_TASK_
Set down the data below without change, skipping the pictures it holds.

* BEGIN *

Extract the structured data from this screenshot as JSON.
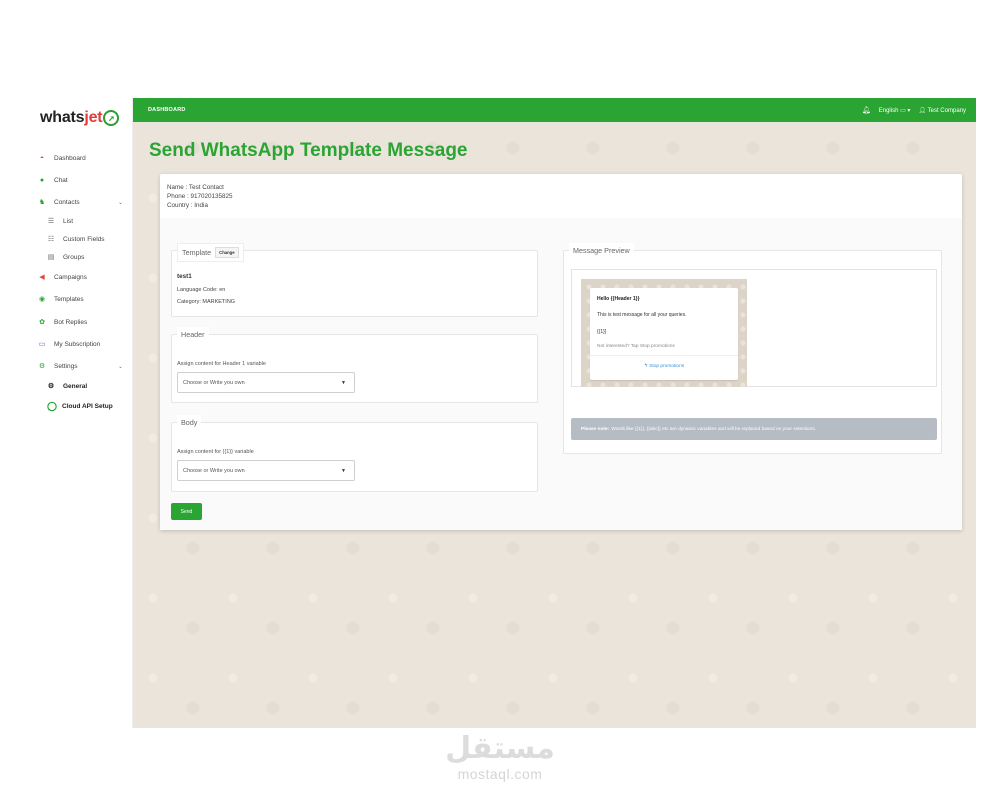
{
  "brand": {
    "name_part1": "whats",
    "name_part2": "jet",
    "accent": "#2aa534"
  },
  "sidebar": {
    "items": [
      {
        "label": "Dashboard",
        "icon": "gauge-icon"
      },
      {
        "label": "Chat",
        "icon": "chat-icon"
      },
      {
        "label": "Contacts",
        "icon": "users-icon"
      },
      {
        "label": "List",
        "icon": "list-icon"
      },
      {
        "label": "Custom Fields",
        "icon": "fields-icon"
      },
      {
        "label": "Groups",
        "icon": "groups-icon"
      },
      {
        "label": "Campaigns",
        "icon": "megaphone-icon"
      },
      {
        "label": "Templates",
        "icon": "template-icon"
      },
      {
        "label": "Bot Replies",
        "icon": "bot-icon"
      },
      {
        "label": "My Subscription",
        "icon": "card-icon"
      },
      {
        "label": "Settings",
        "icon": "gears-icon"
      },
      {
        "label": "General",
        "icon": "gear-icon"
      },
      {
        "label": "Cloud API Setup",
        "icon": "whatsapp-icon"
      }
    ]
  },
  "topbar": {
    "breadcrumb": "DASHBOARD",
    "language": "English",
    "user": "Test Company"
  },
  "page": {
    "title": "Send WhatsApp Template Message"
  },
  "contact": {
    "name": "Name : Test Contact",
    "phone": "Phone : 917020135825",
    "country": "Country : India"
  },
  "template_box": {
    "legend": "Template",
    "change_label": "Change",
    "name": "test1",
    "language": "Language Code: en",
    "category": "Category: MARKETING"
  },
  "header_box": {
    "legend": "Header",
    "label": "Assign content for Header 1 variable",
    "select_value": "Choose or Write you own"
  },
  "body_box": {
    "legend": "Body",
    "label": "Assign content for {{1}} variable",
    "select_value": "Choose or Write you own"
  },
  "send_label": "Send",
  "preview": {
    "legend": "Message Preview",
    "header": "Hello {{Header 1}}",
    "body": "This is test message for all your queries.",
    "var": "{{1}}",
    "footer": "Not interested? Tap Stop promotions",
    "button": "Stop promotions",
    "note_bold": "Please note:",
    "note_text": "Words like {{1}}, {{abc}} etc are dynamic variables and will be replaced based on your selections."
  },
  "watermark": {
    "arabic": "مستقل",
    "latin": "mostaql.com"
  }
}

* END *

_FULL ANSWER_
Extract the structured data from this screenshot as JSON.
{
  "brand": {
    "name_part1": "whats",
    "name_part2": "jet",
    "accent": "#2aa534"
  },
  "sidebar": {
    "items": [
      {
        "label": "Dashboard",
        "icon": "gauge-icon"
      },
      {
        "label": "Chat",
        "icon": "chat-icon"
      },
      {
        "label": "Contacts",
        "icon": "users-icon"
      },
      {
        "label": "List",
        "icon": "list-icon"
      },
      {
        "label": "Custom Fields",
        "icon": "fields-icon"
      },
      {
        "label": "Groups",
        "icon": "groups-icon"
      },
      {
        "label": "Campaigns",
        "icon": "megaphone-icon"
      },
      {
        "label": "Templates",
        "icon": "template-icon"
      },
      {
        "label": "Bot Replies",
        "icon": "bot-icon"
      },
      {
        "label": "My Subscription",
        "icon": "card-icon"
      },
      {
        "label": "Settings",
        "icon": "gears-icon"
      },
      {
        "label": "General",
        "icon": "gear-icon"
      },
      {
        "label": "Cloud API Setup",
        "icon": "whatsapp-icon"
      }
    ]
  },
  "topbar": {
    "breadcrumb": "DASHBOARD",
    "language": "English",
    "user": "Test Company"
  },
  "page": {
    "title": "Send WhatsApp Template Message"
  },
  "contact": {
    "name": "Name : Test Contact",
    "phone": "Phone : 917020135825",
    "country": "Country : India"
  },
  "template_box": {
    "legend": "Template",
    "change_label": "Change",
    "name": "test1",
    "language": "Language Code: en",
    "category": "Category: MARKETING"
  },
  "header_box": {
    "legend": "Header",
    "label": "Assign content for Header 1 variable",
    "select_value": "Choose or Write you own"
  },
  "body_box": {
    "legend": "Body",
    "label": "Assign content for {{1}} variable",
    "select_value": "Choose or Write you own"
  },
  "send_label": "Send",
  "preview": {
    "legend": "Message Preview",
    "header": "Hello {{Header 1}}",
    "body": "This is test message for all your queries.",
    "var": "{{1}}",
    "footer": "Not interested? Tap Stop promotions",
    "button": "Stop promotions",
    "note_bold": "Please note:",
    "note_text": "Words like {{1}}, {{abc}} etc are dynamic variables and will be replaced based on your selections."
  },
  "watermark": {
    "arabic": "مستقل",
    "latin": "mostaql.com"
  }
}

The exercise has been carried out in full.